Identify the lines bearing the string "into" and gather them.

**Exercise materials:**
····················
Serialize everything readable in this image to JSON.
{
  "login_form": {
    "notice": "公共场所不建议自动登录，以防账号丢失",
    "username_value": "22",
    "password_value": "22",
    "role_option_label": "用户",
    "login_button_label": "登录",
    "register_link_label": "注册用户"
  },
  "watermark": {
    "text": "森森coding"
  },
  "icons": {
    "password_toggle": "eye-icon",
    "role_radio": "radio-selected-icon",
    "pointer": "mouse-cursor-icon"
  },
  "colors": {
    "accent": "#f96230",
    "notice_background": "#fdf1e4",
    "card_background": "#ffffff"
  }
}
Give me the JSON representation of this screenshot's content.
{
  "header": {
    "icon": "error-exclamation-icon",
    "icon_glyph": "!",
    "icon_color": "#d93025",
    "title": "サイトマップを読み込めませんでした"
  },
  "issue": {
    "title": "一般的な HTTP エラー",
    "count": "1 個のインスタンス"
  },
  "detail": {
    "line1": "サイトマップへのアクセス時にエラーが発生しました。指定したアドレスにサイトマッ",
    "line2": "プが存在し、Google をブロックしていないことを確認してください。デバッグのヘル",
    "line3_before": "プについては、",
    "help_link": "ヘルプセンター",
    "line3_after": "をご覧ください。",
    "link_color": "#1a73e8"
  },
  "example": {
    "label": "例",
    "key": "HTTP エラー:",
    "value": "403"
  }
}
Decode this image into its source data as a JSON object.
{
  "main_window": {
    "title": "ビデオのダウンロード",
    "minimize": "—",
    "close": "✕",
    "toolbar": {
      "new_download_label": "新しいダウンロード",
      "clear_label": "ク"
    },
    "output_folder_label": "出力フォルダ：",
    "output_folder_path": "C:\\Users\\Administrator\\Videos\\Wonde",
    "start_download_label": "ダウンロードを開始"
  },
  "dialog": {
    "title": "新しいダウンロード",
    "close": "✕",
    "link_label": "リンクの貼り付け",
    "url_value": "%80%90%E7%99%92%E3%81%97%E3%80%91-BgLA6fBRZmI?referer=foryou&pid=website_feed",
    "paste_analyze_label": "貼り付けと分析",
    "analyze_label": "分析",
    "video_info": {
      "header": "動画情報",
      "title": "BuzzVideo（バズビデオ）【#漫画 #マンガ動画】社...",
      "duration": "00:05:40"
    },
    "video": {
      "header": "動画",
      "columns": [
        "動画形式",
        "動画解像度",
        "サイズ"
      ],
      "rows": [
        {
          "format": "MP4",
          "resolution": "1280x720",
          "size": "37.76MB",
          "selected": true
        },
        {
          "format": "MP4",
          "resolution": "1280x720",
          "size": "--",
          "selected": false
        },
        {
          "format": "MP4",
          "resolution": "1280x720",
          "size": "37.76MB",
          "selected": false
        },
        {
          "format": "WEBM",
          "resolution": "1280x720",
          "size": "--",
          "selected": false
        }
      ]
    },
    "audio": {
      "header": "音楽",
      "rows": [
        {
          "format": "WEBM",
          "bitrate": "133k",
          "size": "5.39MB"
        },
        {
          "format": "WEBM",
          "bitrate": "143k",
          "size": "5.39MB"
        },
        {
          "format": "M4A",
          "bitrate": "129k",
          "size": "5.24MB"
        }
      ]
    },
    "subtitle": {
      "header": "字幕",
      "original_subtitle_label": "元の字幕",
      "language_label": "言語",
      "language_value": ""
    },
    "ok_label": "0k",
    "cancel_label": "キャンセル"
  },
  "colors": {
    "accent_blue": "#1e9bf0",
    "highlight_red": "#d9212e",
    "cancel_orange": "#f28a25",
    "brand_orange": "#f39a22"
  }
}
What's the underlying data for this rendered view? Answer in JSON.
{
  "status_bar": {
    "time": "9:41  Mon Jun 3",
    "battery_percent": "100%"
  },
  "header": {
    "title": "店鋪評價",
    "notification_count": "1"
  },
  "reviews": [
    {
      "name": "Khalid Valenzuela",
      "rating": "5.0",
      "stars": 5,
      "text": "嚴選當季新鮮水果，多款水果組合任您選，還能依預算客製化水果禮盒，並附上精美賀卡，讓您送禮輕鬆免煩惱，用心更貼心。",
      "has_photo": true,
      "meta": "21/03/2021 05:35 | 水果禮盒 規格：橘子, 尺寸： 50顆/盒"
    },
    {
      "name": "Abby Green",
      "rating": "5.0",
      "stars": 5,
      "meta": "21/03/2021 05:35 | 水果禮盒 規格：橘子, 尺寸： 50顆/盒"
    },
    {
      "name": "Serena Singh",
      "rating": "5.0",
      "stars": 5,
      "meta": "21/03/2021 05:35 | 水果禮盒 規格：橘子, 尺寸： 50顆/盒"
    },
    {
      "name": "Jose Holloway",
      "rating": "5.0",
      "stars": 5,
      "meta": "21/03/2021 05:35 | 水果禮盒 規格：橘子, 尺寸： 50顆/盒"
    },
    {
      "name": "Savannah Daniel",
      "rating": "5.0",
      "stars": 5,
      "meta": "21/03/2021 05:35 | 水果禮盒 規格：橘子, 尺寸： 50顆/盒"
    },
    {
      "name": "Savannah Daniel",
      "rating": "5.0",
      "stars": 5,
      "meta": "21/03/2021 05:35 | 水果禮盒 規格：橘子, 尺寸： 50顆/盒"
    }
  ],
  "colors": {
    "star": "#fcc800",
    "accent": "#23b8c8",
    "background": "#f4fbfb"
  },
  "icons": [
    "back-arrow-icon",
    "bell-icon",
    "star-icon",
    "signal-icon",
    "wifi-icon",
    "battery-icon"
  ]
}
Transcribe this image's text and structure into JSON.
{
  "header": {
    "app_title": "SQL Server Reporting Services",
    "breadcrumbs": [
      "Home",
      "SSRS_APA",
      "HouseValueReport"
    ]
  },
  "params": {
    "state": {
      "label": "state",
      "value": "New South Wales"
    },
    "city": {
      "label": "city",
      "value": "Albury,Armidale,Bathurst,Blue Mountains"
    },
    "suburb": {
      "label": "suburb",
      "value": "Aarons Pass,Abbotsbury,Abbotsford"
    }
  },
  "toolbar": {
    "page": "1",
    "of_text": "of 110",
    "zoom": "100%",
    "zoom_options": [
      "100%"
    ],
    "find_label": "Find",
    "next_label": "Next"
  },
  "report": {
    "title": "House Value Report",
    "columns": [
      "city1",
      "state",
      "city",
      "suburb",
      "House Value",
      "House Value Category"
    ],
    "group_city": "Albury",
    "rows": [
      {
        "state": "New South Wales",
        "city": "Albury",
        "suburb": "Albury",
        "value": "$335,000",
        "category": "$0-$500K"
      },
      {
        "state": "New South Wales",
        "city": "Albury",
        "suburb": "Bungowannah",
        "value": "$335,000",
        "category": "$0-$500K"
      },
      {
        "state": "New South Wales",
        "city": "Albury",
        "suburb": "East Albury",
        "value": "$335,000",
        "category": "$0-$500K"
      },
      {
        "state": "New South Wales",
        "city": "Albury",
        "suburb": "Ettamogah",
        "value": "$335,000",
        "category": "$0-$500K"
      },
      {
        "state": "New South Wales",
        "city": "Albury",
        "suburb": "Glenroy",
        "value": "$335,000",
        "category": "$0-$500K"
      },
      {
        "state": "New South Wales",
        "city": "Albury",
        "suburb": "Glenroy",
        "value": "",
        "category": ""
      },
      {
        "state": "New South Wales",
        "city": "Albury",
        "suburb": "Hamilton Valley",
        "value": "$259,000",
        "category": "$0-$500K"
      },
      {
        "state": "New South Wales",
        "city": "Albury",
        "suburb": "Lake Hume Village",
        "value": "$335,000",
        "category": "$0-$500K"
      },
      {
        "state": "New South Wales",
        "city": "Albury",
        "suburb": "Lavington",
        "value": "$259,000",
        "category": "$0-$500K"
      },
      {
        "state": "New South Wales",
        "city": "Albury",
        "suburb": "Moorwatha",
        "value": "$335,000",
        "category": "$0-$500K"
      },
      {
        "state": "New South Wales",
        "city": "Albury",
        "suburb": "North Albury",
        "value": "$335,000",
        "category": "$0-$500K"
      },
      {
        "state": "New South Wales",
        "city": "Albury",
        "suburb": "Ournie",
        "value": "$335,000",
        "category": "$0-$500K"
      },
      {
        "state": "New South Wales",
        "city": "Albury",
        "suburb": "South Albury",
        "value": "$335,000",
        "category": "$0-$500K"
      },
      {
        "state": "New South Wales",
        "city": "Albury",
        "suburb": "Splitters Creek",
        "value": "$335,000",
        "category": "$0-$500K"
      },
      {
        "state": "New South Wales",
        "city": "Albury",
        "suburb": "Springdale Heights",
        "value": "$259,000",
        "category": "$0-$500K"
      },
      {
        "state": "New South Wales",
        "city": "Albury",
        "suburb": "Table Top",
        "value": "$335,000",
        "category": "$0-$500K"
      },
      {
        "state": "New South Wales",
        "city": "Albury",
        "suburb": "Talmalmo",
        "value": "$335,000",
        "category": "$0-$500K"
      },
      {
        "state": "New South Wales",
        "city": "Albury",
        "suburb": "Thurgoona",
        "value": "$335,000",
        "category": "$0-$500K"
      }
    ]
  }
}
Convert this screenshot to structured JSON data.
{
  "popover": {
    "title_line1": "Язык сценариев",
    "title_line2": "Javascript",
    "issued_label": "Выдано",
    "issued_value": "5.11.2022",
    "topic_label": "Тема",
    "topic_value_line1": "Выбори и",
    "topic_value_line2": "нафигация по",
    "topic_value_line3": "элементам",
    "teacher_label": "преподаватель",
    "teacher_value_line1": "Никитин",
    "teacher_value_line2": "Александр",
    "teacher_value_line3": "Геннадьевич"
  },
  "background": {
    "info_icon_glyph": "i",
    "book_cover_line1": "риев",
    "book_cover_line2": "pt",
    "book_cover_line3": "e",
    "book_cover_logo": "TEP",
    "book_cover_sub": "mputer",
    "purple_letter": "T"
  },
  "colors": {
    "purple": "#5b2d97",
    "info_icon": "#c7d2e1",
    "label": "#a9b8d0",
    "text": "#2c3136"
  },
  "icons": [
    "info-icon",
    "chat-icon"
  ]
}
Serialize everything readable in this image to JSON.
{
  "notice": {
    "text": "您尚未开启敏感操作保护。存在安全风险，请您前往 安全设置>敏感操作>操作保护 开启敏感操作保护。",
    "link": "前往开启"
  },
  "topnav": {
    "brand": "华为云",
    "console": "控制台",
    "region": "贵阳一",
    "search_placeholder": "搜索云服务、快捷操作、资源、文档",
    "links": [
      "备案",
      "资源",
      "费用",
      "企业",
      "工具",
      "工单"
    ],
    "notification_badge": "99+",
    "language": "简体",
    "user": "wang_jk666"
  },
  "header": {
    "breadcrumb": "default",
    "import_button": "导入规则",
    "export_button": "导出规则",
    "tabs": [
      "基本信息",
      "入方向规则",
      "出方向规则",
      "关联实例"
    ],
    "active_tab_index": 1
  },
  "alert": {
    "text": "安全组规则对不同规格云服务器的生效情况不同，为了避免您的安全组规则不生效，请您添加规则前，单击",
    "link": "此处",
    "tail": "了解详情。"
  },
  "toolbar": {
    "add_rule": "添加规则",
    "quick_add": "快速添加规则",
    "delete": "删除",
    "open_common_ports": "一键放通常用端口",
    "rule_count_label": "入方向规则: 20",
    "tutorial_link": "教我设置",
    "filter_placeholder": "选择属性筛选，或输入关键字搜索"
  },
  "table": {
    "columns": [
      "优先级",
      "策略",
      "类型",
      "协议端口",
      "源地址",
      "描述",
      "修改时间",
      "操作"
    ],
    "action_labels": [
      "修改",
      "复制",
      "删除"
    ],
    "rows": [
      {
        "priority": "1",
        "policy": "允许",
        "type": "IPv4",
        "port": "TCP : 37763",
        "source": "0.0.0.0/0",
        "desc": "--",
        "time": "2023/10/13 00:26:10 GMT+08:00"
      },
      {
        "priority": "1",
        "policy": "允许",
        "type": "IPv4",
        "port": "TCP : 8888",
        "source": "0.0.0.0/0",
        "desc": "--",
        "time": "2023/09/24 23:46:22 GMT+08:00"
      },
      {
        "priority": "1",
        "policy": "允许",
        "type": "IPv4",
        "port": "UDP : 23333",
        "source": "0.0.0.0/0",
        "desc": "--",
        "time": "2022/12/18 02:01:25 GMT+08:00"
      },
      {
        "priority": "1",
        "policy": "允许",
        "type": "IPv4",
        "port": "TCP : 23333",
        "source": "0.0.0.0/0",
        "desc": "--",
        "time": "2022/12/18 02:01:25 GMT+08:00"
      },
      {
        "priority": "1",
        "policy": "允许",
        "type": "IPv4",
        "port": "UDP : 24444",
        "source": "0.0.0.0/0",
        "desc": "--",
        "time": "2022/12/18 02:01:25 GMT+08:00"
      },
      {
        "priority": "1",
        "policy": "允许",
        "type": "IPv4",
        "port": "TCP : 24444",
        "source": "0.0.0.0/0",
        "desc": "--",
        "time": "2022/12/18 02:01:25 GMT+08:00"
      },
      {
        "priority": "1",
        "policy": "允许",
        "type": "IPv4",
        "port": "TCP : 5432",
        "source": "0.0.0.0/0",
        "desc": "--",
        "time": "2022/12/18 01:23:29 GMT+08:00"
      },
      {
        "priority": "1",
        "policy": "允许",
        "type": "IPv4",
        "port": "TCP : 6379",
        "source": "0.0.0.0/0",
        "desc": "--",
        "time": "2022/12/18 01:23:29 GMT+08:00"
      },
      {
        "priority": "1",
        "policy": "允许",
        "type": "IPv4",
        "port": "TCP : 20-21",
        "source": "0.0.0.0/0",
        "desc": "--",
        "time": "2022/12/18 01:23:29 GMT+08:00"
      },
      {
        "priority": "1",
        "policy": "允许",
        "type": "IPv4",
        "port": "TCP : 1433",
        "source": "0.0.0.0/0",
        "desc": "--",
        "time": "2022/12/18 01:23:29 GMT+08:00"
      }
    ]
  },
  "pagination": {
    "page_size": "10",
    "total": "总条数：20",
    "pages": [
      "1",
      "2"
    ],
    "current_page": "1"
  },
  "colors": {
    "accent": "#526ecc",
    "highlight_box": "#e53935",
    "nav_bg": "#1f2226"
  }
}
····················
**Solution for this problem:**
Decode this image into its source data as a JSON object.
Transcribe this image's text and structure into JSON.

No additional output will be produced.